- Written task:
Convert every line of the records below into a JSON list of strings, with one string per line and no entries for blank lines.
## Start Data extract
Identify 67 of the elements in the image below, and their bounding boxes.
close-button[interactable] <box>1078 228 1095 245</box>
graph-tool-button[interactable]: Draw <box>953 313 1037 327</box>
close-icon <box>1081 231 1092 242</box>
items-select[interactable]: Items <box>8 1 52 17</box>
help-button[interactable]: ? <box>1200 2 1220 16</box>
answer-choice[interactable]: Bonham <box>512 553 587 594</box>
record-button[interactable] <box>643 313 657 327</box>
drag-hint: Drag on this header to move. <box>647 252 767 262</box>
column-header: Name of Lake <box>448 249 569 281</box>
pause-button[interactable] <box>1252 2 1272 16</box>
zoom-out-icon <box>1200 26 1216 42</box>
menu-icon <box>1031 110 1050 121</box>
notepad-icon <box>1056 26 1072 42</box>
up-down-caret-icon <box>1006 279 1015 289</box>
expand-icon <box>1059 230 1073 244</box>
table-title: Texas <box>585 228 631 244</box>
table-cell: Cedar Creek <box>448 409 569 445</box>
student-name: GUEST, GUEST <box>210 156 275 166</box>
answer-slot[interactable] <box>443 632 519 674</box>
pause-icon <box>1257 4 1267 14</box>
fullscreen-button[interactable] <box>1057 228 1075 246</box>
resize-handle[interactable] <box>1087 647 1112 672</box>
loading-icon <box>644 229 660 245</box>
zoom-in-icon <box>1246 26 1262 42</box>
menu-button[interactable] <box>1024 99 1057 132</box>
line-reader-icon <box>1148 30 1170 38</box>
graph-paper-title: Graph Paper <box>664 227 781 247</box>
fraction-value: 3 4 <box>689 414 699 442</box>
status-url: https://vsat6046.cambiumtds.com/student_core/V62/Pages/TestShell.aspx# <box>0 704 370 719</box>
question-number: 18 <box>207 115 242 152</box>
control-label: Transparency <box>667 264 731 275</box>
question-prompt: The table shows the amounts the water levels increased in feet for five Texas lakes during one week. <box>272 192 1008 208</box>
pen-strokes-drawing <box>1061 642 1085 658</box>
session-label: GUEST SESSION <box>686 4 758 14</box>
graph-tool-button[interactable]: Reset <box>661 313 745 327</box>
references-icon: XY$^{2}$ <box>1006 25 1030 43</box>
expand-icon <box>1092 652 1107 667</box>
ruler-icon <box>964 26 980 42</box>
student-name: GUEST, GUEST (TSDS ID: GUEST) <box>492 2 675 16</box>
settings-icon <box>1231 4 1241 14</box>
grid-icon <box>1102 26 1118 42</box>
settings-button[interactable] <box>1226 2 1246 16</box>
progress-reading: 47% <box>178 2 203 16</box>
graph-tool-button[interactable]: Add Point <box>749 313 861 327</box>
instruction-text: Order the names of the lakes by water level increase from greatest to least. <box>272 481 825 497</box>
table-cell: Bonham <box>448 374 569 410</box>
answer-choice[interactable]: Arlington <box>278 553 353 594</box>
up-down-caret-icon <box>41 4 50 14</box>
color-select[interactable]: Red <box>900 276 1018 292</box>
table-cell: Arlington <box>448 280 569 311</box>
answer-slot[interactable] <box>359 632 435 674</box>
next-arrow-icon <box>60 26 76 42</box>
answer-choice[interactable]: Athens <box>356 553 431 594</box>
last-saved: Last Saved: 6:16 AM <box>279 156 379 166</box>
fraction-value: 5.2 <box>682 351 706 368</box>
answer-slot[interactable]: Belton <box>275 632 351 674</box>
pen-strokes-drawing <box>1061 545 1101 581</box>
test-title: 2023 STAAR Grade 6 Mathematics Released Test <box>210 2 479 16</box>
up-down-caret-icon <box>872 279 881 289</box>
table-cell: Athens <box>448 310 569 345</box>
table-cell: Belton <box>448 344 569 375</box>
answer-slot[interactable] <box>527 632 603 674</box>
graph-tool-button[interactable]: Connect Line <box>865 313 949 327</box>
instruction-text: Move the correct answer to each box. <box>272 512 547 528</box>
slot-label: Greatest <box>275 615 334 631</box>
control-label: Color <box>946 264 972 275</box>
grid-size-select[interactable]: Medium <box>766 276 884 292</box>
## End Data extract
- Correct response:
[
  "Identify 67 of the elements in the image below, and their bounding boxes.",
  "close-button[interactable] <box>1078 228 1095 245</box>",
  "graph-tool-button[interactable]: Draw <box>953 313 1037 327</box>",
  "close-icon <box>1081 231 1092 242</box>",
  "items-select[interactable]: Items <box>8 1 52 17</box>",
  "help-button[interactable]: ? <box>1200 2 1220 16</box>",
  "answer-choice[interactable]: Bonham <box>512 553 587 594</box>",
  "record-button[interactable] <box>643 313 657 327</box>",
  "drag-hint: Drag on this header to move. <box>647 252 767 262</box>",
  "column-header: Name of Lake <box>448 249 569 281</box>",
  "pause-button[interactable] <box>1252 2 1272 16</box>",
  "zoom-out-icon <box>1200 26 1216 42</box>",
  "menu-icon <box>1031 110 1050 121</box>",
  "notepad-icon <box>1056 26 1072 42</box>",
  "up-down-caret-icon <box>1006 279 1015 289</box>",
  "expand-icon <box>1059 230 1073 244</box>",
  "table-title: Texas <box>585 228 631 244</box>",
  "table-cell: Cedar Creek <box>448 409 569 445</box>",
  "student-name: GUEST, GUEST <box>210 156 275 166</box>",
  "answer-slot[interactable] <box>443 632 519 674</box>",
  "pause-icon <box>1257 4 1267 14</box>",
  "fullscreen-button[interactable] <box>1057 228 1075 246</box>",
  "resize-handle[interactable] <box>1087 647 1112 672</box>",
  "loading-icon <box>644 229 660 245</box>",
  "zoom-in-icon <box>1246 26 1262 42</box>",
  "menu-button[interactable] <box>1024 99 1057 132</box>",
  "line-reader-icon <box>1148 30 1170 38</box>",
  "graph-paper-title: Graph Paper <box>664 227 781 247</box>",
  "fraction-value: 3 4 <box>689 414 699 442</box>",
  "status-url: https://vsat6046.cambiumtds.com/student_core/V62/Pages/TestShell.aspx# <box>0 704 370 719</box>",
  "question-number: 18 <box>207 115 242 152</box>",
  "control-label: Transparency <box>667 264 731 275</box>",
  "question-prompt: The table shows the amounts the water levels increased in feet for five Texas lakes during one week. <box>272 192 1008 208</box>",
  "pen-strokes-drawing <box>1061 642 1085 658</box>",
  "session-label: GUEST SESSION <box>686 4 758 14</box>",
  "graph-tool-button[interactable]: Reset <box>661 313 745 327</box>",
  "references-icon: XY$^{2}$ <box>1006 25 1030 43</box>",
  "expand-icon <box>1092 652 1107 667</box>",
  "ruler-icon <box>964 26 980 42</box>",
  "student-name: GUEST, GUEST (TSDS ID: GUEST) <box>492 2 675 16</box>",
  "settings-icon <box>1231 4 1241 14</box>",
  "grid-icon <box>1102 26 1118 42</box>",
  "settings-button[interactable] <box>1226 2 1246 16</box>",
  "progress-reading: 47% <box>178 2 203 16</box>",
  "graph-tool-button[interactable]: Add Point <box>749 313 861 327</box>",
  "instruction-text: Order the names of the lakes by water level increase from greatest to least. <box>272 481 825 497</box>",
  "table-cell: Bonham <box>448 374 569 410</box>",
  "answer-choice[interactable]: Arlington <box>278 553 353 594</box>",
  "up-down-caret-icon <box>41 4 50 14</box>",
  "color-select[interactable]: Red <box>900 276 1018 292</box>",
  "table-cell: Arlington <box>448 280 569 311</box>",
  "answer-slot[interactable] <box>359 632 435 674</box>",
  "next-arrow-icon <box>60 26 76 42</box>",
  "answer-choice[interactable]: Athens <box>356 553 431 594</box>",
  "last-saved: Last Saved: 6:16 AM <box>279 156 379 166</box>",
  "fraction-value: 5.2 <box>682 351 706 368</box>",
  "answer-slot[interactable]: Belton <box>275 632 351 674</box>",
  "pen-strokes-drawing <box>1061 545 1101 581</box>",
  "test-title: 2023 STAAR Grade 6 Mathematics Released Test <box>210 2 479 16</box>",
  "up-down-caret-icon <box>872 279 881 289</box>",
  "table-cell: Athens <box>448 310 569 345</box>",
  "table-cell: Belton <box>448 344 569 375</box>",
  "answer-slot[interactable] <box>527 632 603 674</box>",
  "graph-tool-button[interactable]: Connect Line <box>865 313 949 327</box>",
  "instruction-text: Move the correct answer to each box. <box>272 512 547 528</box>",
  "slot-label: Greatest <box>275 615 334 631</box>",
  "control-label: Color <box>946 264 972 275</box>",
  "grid-size-select[interactable]: Medium <box>766 276 884 292</box>"
]